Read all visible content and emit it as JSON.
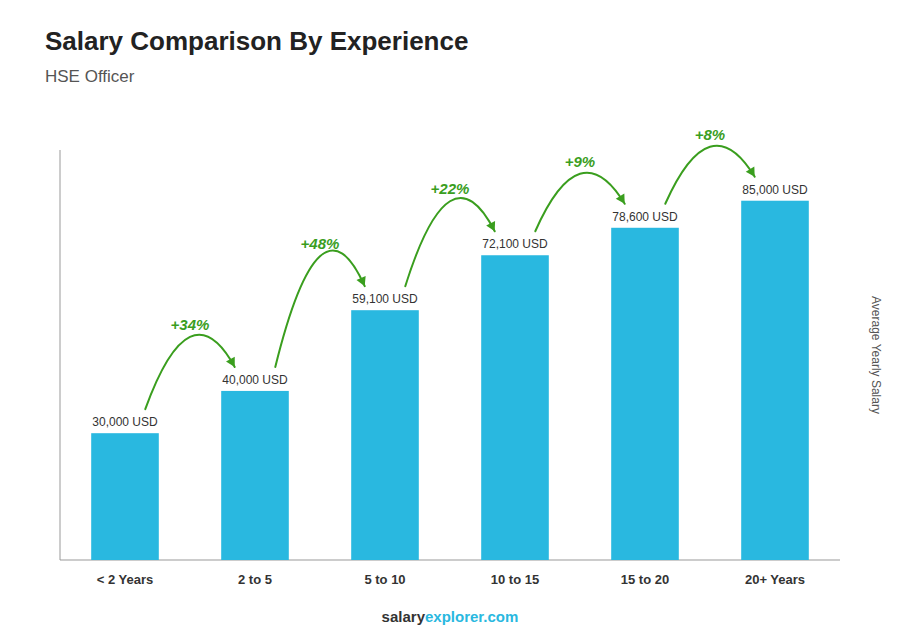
{
  "chart_data": {
    "type": "bar",
    "title": "Salary Comparison By Experience",
    "subtitle": "HSE Officer",
    "categories": [
      "< 2 Years",
      "2 to 5",
      "5 to 10",
      "10 to 15",
      "15 to 20",
      "20+ Years"
    ],
    "values": [
      30000,
      40000,
      59100,
      72100,
      78600,
      85000
    ],
    "value_labels": [
      "30,000 USD",
      "40,000 USD",
      "59,100 USD",
      "72,100 USD",
      "78,600 USD",
      "85,000 USD"
    ],
    "data_labels": true,
    "color": "#29B8E0",
    "ylim": [
      0,
      97000
    ],
    "ylabel": "Average Yearly Salary",
    "annotations": [
      "+34%",
      "+48%",
      "+22%",
      "+9%",
      "+8%"
    ],
    "footer": [
      "salary",
      "explorer.com"
    ],
    "tick_labels": "x",
    "grid": false
  }
}
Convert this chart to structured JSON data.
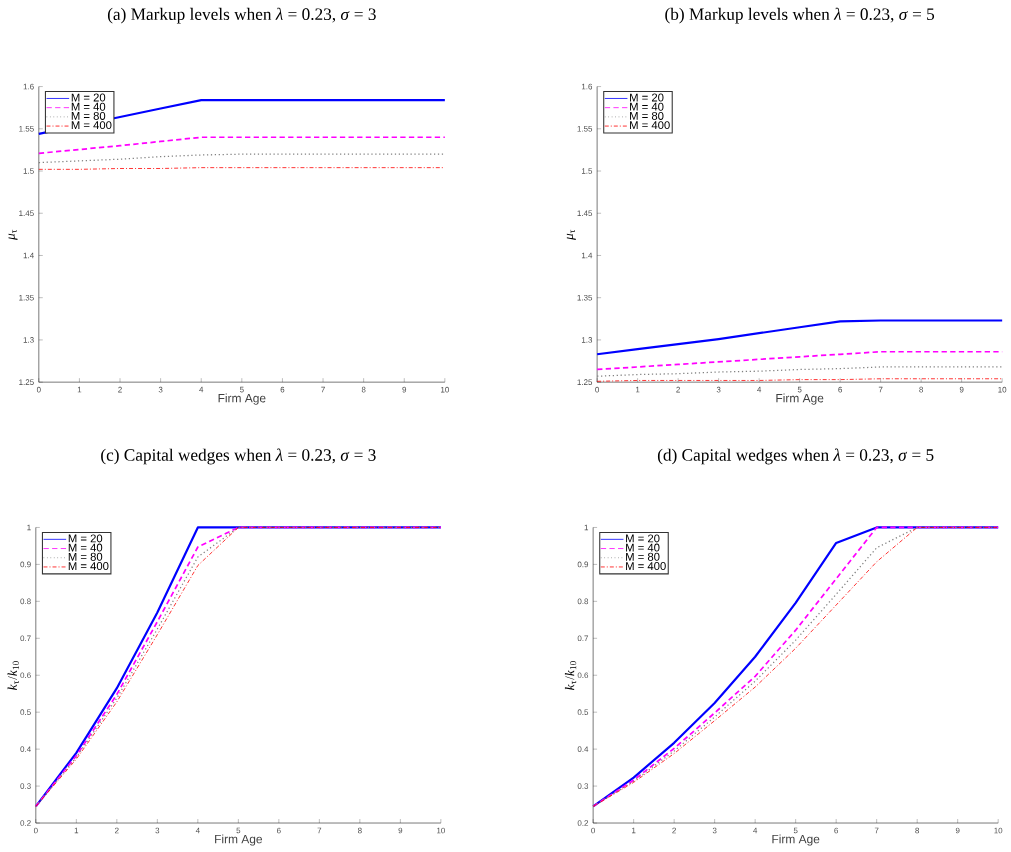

====

- **Required work**: Make an exact copy of the listing above. Do not include the pictures.

- **Final result**:
Read all visible content and emit it as JSON.
{
  "chart_data": {
    "type": "bar",
    "title": "Salary Comparison By Experience",
    "subtitle": "HSE Officer",
    "categories": [
      "< 2 Years",
      "2 to 5",
      "5 to 10",
      "10 to 15",
      "15 to 20",
      "20+ Years"
    ],
    "values": [
      30000,
      40000,
      59100,
      72100,
      78600,
      85000
    ],
    "value_labels": [
      "30,000 USD",
      "40,000 USD",
      "59,100 USD",
      "72,100 USD",
      "78,600 USD",
      "85,000 USD"
    ],
    "data_labels": true,
    "color": "#29B8E0",
    "ylim": [
      0,
      97000
    ],
    "ylabel": "Average Yearly Salary",
    "annotations": [
      "+34%",
      "+48%",
      "+22%",
      "+9%",
      "+8%"
    ],
    "footer": [
      "salary",
      "explorer.com"
    ],
    "tick_labels": "x",
    "grid": false
  }
}
Convert this chart to structured JSON data.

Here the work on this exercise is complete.